◆ **What you need to do**: List every kind of information that the magazine article on trended credit data says this newer data includes.

◆ **Selected excerpt**:
## start
Discovering YOU Magazine April 2019 Issue | Page 29

MIND YOUR BIZNESS

How will Trended Credit Data

help My Credit Scores?

Article from Vantage Score

(BPT) - Ever since the dawn of credit reporting, the information has looked relatively the same. Your lenders reported information to one, two or all three of the national credit reporting companies (CRCs) based on your most recent loan payment activities and balances. This method of reporting is informally referred to as a "snapshot in time" because your credit reports represented information based on any one single day in your credit lifecycle. And because credit scoring systems consider the information on your credit reports at the exact time your credit report is accessed or "pulled," your scores are also based on a snapshot in time and not necessarily the actual balances on your credit accounts that particular day. The credit reporting and scoring systems have operated under that structure for the better part of the last three decades.

Newer credit report data

Over the past several years the CRCs have been collecting and maintaining information that represents how you

manage your balances and payments over time. This information is formally referred to as "trended credit data" or "time series" data. The information includes the chronology of your balances, your minimum payment requirement and often your actual payment amount. For example, reports and the scoring models based on them can now decipher between whether you have an account with a balance averaging $4,000 over the past six months versus someone who charged the same amount just in the previous month but normally has a lower balance.
## end
◆ **Information provided**:
## start
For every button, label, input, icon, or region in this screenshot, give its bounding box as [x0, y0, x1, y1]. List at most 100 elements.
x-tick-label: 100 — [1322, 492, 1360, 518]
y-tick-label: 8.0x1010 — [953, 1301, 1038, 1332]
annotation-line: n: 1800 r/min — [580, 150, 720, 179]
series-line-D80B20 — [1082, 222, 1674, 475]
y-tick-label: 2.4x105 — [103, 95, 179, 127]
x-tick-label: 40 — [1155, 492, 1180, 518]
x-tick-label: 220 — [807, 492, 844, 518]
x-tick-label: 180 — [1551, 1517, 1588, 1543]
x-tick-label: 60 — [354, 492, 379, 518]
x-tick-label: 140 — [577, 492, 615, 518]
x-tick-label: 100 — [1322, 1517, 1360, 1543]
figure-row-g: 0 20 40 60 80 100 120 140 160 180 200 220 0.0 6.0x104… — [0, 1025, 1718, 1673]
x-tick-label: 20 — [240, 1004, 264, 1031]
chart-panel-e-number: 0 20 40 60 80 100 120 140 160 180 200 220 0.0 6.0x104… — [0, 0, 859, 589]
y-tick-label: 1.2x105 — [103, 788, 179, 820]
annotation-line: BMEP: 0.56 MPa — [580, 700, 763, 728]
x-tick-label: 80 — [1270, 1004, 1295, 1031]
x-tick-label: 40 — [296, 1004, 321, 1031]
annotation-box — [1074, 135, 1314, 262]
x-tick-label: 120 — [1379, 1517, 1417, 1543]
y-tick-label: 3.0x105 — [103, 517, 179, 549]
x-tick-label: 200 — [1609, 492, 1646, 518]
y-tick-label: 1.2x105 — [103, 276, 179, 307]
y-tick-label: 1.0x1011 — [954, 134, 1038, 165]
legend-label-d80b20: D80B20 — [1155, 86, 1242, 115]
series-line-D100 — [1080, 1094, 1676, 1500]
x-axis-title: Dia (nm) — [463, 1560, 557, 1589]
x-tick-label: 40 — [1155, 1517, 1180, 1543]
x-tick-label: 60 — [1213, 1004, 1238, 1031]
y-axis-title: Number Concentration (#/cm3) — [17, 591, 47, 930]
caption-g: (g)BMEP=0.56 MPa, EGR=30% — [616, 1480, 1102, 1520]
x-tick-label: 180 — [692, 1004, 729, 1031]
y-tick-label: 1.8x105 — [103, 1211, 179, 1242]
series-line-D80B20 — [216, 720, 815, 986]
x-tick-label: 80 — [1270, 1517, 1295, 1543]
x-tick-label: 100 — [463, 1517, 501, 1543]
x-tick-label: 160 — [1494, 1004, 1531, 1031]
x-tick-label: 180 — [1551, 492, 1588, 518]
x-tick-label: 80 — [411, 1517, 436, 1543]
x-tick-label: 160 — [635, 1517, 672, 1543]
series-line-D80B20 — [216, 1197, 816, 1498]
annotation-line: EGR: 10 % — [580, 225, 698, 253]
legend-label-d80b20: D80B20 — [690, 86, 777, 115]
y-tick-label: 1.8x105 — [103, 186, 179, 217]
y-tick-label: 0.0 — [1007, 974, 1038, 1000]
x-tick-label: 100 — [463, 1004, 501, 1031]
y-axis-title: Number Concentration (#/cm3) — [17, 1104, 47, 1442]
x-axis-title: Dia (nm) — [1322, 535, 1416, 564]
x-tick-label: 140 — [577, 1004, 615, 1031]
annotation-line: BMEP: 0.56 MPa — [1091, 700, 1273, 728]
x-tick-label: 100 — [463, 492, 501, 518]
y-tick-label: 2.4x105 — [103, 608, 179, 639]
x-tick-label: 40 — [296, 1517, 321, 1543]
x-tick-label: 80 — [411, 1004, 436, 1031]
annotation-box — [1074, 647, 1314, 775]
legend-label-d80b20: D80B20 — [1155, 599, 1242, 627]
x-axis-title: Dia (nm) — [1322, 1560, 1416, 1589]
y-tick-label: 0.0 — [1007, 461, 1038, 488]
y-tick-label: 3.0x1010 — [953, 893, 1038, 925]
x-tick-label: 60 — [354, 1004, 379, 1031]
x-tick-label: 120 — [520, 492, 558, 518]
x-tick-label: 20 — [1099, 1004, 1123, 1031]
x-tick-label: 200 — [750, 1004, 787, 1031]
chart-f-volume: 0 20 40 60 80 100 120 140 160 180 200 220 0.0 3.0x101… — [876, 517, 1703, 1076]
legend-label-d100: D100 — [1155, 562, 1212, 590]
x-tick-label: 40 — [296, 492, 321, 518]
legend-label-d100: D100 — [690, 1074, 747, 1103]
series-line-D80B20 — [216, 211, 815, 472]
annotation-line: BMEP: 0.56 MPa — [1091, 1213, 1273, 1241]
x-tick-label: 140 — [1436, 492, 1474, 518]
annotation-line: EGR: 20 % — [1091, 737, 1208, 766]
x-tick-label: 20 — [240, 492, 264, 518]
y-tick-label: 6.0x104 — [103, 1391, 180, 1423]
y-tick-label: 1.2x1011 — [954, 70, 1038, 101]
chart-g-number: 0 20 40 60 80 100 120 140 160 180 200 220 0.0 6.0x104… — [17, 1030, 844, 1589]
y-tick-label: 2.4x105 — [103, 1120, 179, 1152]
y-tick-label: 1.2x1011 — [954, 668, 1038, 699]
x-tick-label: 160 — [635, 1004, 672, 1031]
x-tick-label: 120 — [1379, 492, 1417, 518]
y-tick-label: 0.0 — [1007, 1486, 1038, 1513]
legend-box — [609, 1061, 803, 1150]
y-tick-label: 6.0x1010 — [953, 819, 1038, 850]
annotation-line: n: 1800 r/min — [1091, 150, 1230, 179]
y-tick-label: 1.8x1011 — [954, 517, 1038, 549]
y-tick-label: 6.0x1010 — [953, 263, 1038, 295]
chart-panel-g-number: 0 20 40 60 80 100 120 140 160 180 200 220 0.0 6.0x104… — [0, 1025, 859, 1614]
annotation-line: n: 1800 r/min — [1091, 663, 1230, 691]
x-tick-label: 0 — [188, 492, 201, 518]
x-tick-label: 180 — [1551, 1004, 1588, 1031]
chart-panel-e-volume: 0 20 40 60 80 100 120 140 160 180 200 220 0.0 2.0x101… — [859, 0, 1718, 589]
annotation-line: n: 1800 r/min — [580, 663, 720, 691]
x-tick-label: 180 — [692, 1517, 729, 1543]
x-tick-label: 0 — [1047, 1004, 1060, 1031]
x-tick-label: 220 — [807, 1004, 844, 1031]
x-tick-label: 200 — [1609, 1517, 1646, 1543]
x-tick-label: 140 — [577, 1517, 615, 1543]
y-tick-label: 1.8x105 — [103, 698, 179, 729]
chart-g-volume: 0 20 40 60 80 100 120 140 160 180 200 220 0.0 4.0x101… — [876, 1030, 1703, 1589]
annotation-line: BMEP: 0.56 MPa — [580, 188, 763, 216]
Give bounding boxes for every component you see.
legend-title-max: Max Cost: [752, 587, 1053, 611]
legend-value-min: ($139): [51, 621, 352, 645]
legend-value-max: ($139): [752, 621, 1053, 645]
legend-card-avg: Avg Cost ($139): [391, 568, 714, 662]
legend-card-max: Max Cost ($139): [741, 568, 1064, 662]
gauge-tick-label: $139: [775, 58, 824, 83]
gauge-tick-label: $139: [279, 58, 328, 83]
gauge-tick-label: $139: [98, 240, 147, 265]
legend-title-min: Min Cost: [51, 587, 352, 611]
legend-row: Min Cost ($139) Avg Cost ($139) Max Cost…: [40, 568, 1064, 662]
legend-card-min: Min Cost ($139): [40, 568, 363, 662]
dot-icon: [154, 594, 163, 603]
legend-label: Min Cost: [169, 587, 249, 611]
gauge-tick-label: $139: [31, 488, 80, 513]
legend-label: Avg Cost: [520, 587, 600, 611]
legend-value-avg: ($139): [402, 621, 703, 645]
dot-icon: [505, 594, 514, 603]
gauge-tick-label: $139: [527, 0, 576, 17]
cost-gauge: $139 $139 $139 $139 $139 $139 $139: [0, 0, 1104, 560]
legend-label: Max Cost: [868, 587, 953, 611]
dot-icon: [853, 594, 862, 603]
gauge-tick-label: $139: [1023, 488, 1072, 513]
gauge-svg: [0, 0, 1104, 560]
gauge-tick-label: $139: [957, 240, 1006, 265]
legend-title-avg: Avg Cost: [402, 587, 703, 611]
## end
◆ **Answer to this task**:
- The chronology of your balances
- Your minimum payment requirement
- Often, your actual payment amount